---------- Recorded information ----------

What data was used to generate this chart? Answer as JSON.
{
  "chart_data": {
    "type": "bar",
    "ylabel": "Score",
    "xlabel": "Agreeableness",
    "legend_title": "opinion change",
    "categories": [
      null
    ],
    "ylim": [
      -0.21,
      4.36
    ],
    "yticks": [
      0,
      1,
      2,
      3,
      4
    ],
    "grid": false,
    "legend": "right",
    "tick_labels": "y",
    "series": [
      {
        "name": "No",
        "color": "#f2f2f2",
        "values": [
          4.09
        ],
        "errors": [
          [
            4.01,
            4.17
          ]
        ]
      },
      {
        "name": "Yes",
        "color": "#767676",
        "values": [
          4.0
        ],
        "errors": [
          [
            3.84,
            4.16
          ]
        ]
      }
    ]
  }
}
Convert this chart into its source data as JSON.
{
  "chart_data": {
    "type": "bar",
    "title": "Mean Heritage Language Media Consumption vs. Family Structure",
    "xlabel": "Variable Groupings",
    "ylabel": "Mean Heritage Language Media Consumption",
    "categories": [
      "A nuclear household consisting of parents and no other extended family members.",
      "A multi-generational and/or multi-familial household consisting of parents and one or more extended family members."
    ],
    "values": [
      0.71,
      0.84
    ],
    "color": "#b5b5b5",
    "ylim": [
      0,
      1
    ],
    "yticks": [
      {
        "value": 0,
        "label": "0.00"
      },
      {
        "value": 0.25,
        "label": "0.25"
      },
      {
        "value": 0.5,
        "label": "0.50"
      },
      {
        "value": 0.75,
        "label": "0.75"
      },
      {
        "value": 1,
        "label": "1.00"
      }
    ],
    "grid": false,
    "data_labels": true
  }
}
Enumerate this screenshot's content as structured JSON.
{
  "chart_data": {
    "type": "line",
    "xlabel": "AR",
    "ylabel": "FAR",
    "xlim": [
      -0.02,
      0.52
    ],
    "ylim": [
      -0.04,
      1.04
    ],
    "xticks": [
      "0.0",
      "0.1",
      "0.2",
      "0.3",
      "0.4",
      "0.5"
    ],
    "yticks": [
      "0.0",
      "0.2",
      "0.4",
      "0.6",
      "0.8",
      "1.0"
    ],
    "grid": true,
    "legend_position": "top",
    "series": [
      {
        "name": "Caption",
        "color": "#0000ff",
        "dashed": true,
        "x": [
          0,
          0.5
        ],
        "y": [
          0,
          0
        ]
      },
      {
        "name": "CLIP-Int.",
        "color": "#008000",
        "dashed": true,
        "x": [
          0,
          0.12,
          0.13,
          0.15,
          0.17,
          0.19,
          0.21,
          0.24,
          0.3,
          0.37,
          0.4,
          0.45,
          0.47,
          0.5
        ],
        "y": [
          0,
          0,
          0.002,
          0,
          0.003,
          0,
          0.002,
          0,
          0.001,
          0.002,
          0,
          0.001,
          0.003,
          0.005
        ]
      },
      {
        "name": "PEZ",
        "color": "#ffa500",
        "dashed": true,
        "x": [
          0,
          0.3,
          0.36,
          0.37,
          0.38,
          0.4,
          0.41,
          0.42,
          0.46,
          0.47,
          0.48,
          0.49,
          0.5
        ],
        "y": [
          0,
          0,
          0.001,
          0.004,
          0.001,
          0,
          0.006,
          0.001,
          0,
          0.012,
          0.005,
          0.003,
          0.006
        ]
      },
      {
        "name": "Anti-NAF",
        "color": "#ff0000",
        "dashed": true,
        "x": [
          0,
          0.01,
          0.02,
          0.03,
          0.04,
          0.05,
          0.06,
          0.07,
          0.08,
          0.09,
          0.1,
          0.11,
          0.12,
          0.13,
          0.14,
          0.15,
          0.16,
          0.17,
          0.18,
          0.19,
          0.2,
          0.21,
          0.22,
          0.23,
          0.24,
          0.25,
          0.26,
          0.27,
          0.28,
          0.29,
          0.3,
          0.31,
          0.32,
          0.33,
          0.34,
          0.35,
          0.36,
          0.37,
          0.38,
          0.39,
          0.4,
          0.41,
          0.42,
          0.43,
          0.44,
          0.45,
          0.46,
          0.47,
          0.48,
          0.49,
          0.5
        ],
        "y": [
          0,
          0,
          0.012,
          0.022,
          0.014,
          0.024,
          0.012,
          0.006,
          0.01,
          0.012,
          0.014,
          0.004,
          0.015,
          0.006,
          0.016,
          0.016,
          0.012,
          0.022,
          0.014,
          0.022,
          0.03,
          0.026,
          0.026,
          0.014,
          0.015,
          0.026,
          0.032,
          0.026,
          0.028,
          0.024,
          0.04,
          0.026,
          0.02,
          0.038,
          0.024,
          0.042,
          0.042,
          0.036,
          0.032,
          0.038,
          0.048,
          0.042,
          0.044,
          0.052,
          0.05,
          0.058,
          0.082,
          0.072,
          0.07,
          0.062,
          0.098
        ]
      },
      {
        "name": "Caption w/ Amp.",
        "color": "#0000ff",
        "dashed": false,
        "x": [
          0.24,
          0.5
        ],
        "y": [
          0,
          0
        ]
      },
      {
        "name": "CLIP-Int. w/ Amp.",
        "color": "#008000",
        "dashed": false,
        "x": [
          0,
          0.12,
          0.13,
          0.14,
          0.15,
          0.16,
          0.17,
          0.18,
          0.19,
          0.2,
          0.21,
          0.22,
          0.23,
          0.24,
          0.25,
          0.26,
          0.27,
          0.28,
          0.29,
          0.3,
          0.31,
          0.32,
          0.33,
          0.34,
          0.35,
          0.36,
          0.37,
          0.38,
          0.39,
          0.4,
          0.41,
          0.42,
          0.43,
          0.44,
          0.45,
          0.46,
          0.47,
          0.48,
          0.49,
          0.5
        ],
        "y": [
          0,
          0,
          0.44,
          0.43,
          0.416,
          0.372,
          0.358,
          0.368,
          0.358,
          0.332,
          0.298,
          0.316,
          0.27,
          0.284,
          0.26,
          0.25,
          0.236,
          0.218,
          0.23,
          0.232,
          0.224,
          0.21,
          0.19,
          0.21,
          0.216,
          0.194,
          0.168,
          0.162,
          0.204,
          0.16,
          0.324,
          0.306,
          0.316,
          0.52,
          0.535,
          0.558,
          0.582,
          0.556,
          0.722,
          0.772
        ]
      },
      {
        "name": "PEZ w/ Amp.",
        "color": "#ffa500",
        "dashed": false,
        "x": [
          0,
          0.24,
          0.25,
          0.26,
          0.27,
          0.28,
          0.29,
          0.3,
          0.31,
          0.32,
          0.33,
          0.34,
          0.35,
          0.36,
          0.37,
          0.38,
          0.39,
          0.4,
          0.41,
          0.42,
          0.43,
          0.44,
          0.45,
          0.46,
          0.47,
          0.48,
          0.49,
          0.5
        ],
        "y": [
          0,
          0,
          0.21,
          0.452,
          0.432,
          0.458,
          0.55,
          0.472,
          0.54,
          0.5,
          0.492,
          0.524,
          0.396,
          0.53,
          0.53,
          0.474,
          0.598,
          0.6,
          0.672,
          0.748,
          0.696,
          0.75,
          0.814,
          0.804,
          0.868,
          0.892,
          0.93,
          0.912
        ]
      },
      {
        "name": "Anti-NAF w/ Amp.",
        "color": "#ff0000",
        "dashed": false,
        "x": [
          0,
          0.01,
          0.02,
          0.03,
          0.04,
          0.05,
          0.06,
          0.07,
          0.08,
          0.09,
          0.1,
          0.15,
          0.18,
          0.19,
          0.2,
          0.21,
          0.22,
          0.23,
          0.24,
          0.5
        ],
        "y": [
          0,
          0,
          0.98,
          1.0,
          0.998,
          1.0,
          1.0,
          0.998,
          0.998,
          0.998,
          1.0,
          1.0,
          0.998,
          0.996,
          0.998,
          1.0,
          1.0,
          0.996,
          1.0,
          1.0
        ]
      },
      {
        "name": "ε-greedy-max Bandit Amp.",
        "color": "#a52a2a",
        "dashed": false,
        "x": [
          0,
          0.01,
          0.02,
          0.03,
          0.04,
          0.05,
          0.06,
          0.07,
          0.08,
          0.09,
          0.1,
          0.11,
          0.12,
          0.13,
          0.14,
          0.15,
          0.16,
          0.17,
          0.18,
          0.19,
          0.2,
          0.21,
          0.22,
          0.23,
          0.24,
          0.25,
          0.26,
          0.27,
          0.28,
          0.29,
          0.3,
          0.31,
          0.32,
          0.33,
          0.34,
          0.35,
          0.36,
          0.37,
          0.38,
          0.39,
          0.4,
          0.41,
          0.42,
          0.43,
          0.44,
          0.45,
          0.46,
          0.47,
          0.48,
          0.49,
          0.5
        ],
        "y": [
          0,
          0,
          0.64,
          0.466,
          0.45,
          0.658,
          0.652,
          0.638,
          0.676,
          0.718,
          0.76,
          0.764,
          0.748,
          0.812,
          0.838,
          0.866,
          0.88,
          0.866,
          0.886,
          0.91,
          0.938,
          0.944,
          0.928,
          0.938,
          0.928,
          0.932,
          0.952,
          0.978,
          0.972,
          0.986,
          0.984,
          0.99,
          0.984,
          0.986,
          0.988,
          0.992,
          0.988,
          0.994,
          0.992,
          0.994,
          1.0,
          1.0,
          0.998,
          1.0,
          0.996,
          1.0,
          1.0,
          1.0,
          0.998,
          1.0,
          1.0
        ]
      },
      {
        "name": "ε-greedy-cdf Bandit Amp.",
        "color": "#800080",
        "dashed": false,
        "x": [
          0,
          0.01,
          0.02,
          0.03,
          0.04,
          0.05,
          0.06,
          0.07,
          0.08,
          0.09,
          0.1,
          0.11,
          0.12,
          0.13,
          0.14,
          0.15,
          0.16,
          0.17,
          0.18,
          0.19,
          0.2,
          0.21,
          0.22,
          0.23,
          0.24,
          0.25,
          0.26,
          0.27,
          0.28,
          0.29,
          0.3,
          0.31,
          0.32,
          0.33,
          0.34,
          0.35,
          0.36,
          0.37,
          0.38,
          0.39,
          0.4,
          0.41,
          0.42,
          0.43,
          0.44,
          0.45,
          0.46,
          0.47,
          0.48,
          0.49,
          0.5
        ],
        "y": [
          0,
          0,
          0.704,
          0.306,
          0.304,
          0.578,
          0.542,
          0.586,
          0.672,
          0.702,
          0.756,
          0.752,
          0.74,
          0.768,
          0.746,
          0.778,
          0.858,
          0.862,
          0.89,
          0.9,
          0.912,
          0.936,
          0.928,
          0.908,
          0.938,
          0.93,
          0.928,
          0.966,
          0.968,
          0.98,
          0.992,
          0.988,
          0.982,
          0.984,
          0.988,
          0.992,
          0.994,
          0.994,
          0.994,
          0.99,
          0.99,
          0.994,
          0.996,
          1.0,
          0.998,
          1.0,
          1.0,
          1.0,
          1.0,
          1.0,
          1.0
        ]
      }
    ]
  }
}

----------

Goal —
Give nothing but the count of lines in the listing above that hold the string "extended".

Result —
2